### Brief 1
In the BDD excerpt, who originally introduced BDDs?
### Brief 2
Condense the paragraph of the BDD excerpt that begins "The compiler is not directly concerned with BDDs" into one shorter sentence that keeps its main facts.

··· Document extract

The compiler is not directly concerned with BDDs. However they are relevant since the performance of the compiler is partly measured by the size of the BDD that is produced from its output. Therefore this section briefly introduces the concept and how it is relevant to this thesis.

Originally BDDs were introduced by Bryant [7]; however this introduction is based on [3].

Some concepts will be introduced and in order to demonstrate them the following Boolean expression will be used as illustration:

$$(a \wedge c) \lor (a \wedge \neg b \wedge \neg c) \lor (\neg a \wedge \neg b)$$

$$(2.1)$$

First the logic formula should be in if-then-else normal form, which is defined by the if-then-else operator:

**Definition 4** let  $x \to y_0, y_1$  be the *if-then-else* operator defined by:  $x \to y_0, y_1 = (x \land y_0) \lor (\neg x \land y_1)$ 

**Definition 5** A Boolean expression is in INF (If-then-else Normal Form) if the expression consists entirely of Boolean variables, constants (0 and 1) and the if-then-else operator such that the tests are only performed on variables.

**Proposition 1** Any Boolean expression is equivalent to an expression in INF.

······
··· Information given

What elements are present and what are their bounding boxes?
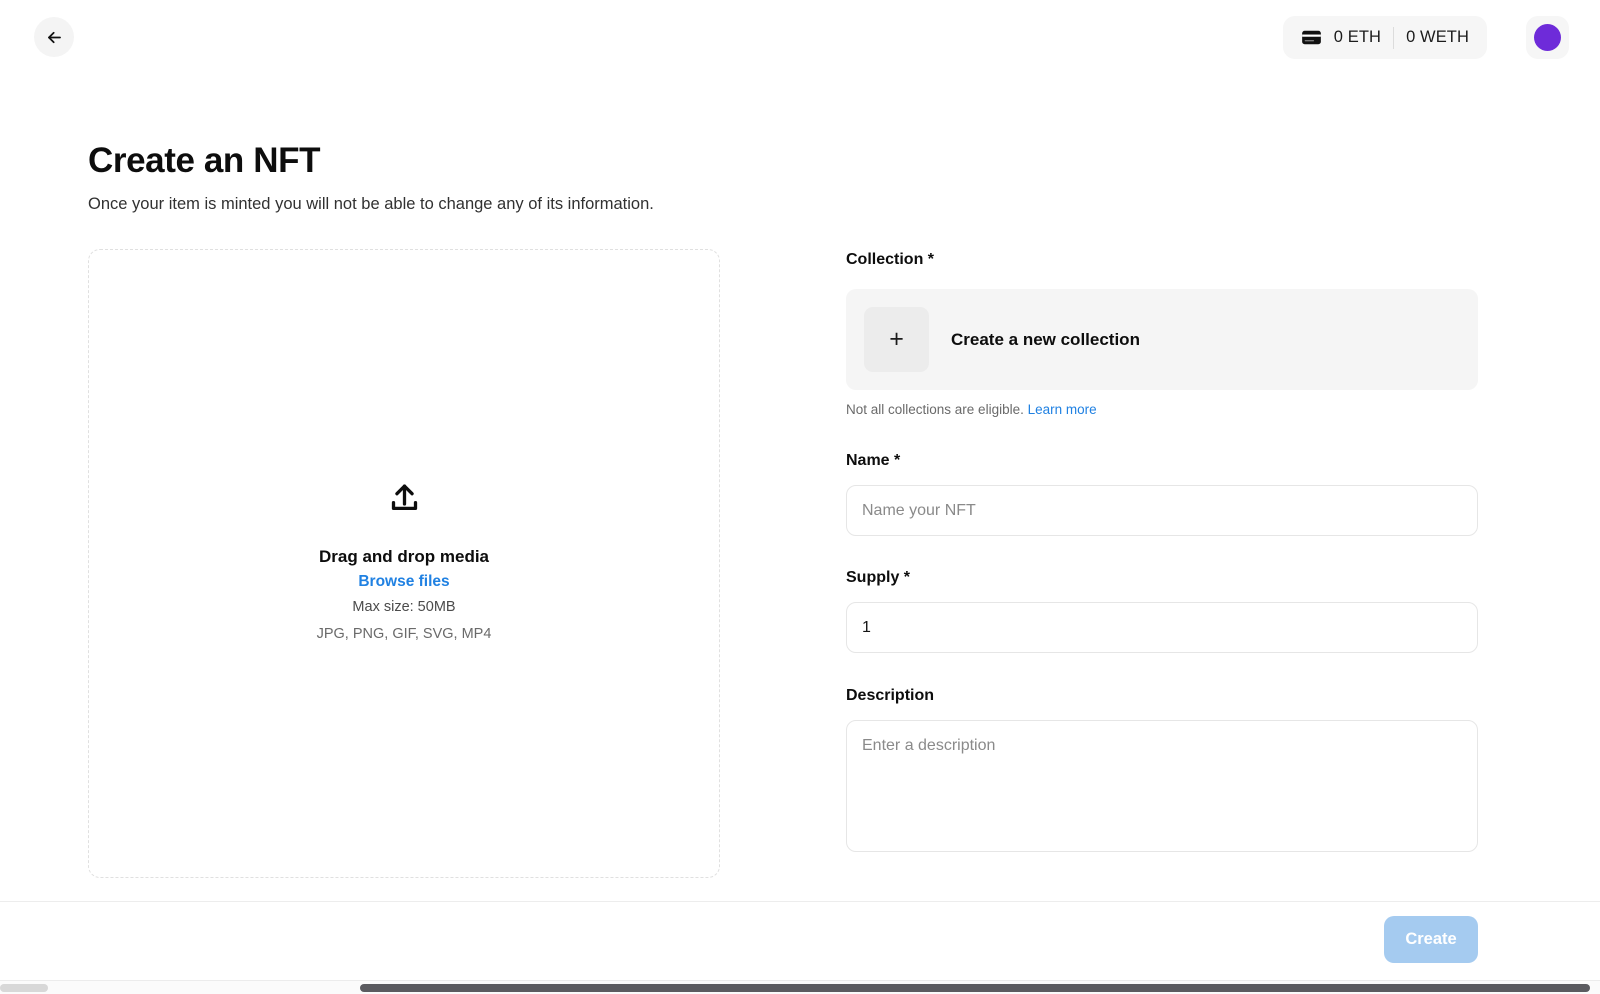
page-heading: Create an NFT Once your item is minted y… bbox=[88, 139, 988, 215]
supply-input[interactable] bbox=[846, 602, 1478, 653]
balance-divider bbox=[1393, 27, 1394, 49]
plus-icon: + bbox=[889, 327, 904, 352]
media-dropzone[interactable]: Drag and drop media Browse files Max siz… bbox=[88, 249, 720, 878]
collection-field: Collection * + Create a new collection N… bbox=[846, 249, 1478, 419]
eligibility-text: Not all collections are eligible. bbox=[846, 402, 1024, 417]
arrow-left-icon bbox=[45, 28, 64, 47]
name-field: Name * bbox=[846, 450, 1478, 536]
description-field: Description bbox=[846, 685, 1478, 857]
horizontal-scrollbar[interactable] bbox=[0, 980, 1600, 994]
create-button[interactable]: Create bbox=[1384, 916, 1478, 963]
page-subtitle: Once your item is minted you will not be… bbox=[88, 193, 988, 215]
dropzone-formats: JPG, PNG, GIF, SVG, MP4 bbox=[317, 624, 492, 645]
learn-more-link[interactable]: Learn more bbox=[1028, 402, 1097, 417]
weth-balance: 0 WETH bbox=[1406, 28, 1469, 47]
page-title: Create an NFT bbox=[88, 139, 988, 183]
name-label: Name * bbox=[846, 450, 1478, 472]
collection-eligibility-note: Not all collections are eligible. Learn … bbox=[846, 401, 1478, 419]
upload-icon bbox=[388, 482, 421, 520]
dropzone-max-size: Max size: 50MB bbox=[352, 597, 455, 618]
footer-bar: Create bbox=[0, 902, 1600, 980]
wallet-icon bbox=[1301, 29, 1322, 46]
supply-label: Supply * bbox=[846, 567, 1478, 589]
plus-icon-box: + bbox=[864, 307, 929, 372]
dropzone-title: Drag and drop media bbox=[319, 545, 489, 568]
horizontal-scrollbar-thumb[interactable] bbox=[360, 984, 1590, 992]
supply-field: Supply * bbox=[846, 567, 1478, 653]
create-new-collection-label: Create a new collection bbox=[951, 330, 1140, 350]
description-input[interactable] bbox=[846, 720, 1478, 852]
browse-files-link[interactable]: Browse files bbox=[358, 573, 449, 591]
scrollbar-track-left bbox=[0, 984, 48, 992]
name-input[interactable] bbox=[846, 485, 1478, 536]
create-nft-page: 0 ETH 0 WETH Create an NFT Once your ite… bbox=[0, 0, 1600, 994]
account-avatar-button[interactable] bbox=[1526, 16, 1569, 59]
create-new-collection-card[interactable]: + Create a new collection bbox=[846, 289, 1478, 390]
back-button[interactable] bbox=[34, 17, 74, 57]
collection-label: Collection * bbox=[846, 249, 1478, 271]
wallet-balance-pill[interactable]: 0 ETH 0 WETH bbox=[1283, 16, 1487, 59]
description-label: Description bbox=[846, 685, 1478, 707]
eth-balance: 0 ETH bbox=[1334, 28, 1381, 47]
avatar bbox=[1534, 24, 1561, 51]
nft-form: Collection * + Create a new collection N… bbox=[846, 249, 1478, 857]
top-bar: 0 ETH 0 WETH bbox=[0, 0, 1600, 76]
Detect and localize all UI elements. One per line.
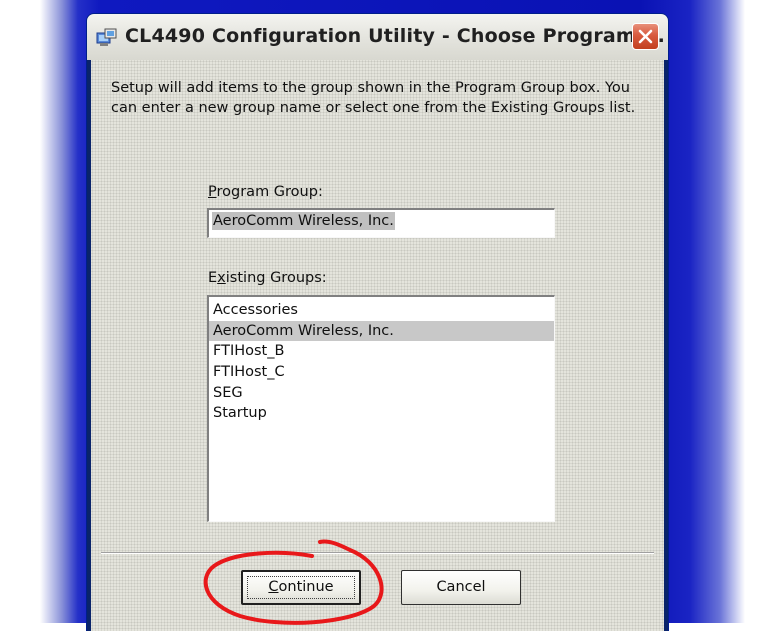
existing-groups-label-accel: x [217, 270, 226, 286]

······

### Right answer 1
Bryant

### Right answer 2
Although the compiler does not deal with BDDs directly, its performance is partly judged by the size of the BDD produced from its output, so this section briefly introduces BDDs and their relevance to the thesis.